EXTRAIT CHOISI »
******

Installée en France, Mariam Sankara se bat toujours pour que la lumière soit faite sur l’assassinat de son mari. Elle raconte à Jeune Afrique « son » 15 octobre 1987.

Ce drame a bouleversé sa vie et celle de ses deux fils. Malgré le temps passé, Mariam Sankara, 64 ans, n’a pas oublié le 15 octobre 1987, jour de l’assassinat de son mari, Thomas. Elle était à Ouagadougou. Elle a quitté le père de ses deux enfants en pensant le retrouver le soir même, mais ne le revit jamais. Installée à Montpellier, dans le sud de la France, depuis 1990, Mariam n’est retournée que deux fois au Burkina, en 2007 et en 2015. Voilà maintenant trente ans qu’elle se bat sans relâche pour connaître la vérité et obtenir justice pour son mari. Elle raconte aujourd’hui « son » 15 octobre.

« Le soir du mercredi 14 octobre, nous étions à la présidence mon mari et moi. Après le dîner, nous avons regardé un documentaire sur Che Guevara à la télévision, puis un autre sur Lénine. Les enfants se sont endormis devant. Je les ai conduits dans leur chambre, puis je suis allée me coucher à mon tour.

Le lendemain, je me suis réveillée et suis partie au travail [elle était alors chargée d’étude dans le secteur des transports], comme d’habitude. Je suis revenue à midi pour déjeuner. Thomas était en train de travailler à son bureau. J’ai pris mon repas seule, puis je suis allée faire une sieste. Quelque temps après, il est venu me demander de l’aider à mettre au propre son discours du soir. Quand nous avons eu fini, je suis retournée au lit. Lui a déjeuné puis est venu se coucher à mes côtés. Peu avant 15 heures, je suis repartie sur la pointe des pieds pour ne pas le réveiller.

De retour au bureau, j’ai reçu un appel de Thomas qui me rappelait que nous recevions un couple d’amis ce soir-là. Ce fut notre dernière conversation. Vers 16 heures, une amie m’a téléphoné pour me dire qu’elle entendait des coups de feu provenant du Conseil de l’entente.

J’étais au courant des tensions qui existaient entre la garde rapprochée de Blaise Compaoré et celle de mon mari – qui évitait par ailleurs d’aborder le sujet avec moi, car il ne voulait pas m’effrayer. Quand cette amie m’a parlé de ces tirs, je ne me suis pas inquiétée. Je ne pensais pas que c’était lié. Les coups de feu sont des choses qui peuvent arriver dans les camps militaires.

******

DONNÉES DISPONIBLES »
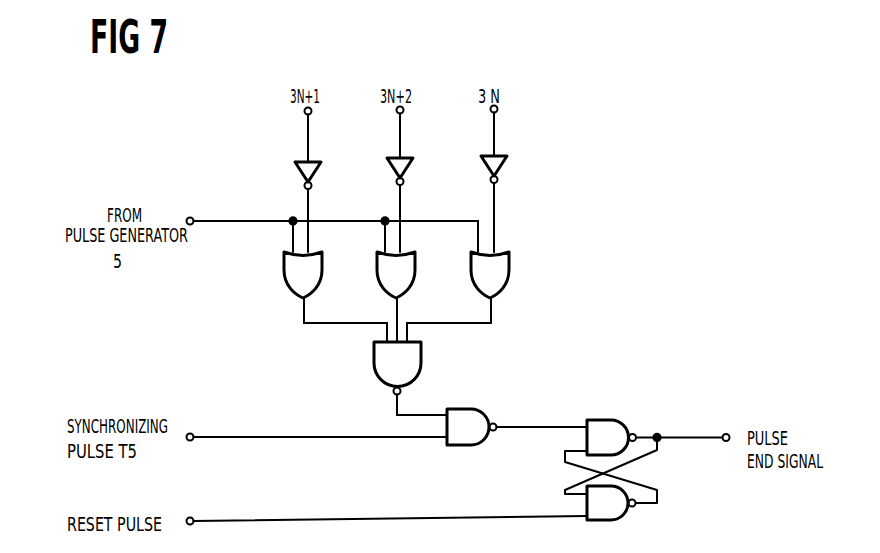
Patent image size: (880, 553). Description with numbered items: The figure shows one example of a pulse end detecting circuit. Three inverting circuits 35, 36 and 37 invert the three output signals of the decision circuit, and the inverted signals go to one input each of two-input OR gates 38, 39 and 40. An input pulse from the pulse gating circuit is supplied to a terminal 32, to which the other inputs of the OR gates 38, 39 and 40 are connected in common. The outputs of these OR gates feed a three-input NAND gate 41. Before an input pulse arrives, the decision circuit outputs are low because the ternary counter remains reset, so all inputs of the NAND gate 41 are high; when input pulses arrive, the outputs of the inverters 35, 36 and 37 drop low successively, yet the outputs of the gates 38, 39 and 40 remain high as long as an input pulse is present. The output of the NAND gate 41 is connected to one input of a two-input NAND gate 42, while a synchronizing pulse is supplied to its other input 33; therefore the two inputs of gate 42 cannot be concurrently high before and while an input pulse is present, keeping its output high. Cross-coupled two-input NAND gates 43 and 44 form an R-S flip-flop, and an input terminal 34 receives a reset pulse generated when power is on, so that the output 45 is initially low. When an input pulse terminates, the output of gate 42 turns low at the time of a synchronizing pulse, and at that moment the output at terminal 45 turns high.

******

TRAVAIL À FAIRE » Recopiez fidèlement le passage du récit de Mariam Sankara compris entre « J’étais au courant » et « les camps militaires. », ces deux bornes incluses.

RÉPONSE RÉDIGÉE »
J’étais au courant des tensions qui existaient entre la garde rapprochée de Blaise Compaoré et celle de mon mari – qui évitait par ailleurs d’aborder le sujet avec moi, car il ne voulait pas m’effrayer. Quand cette amie m’a parlé de ces tirs, je ne me suis pas inquiétée. Je ne pensais pas que c’était lié. Les coups de feu sont des choses qui peuvent arriver dans les camps militaires.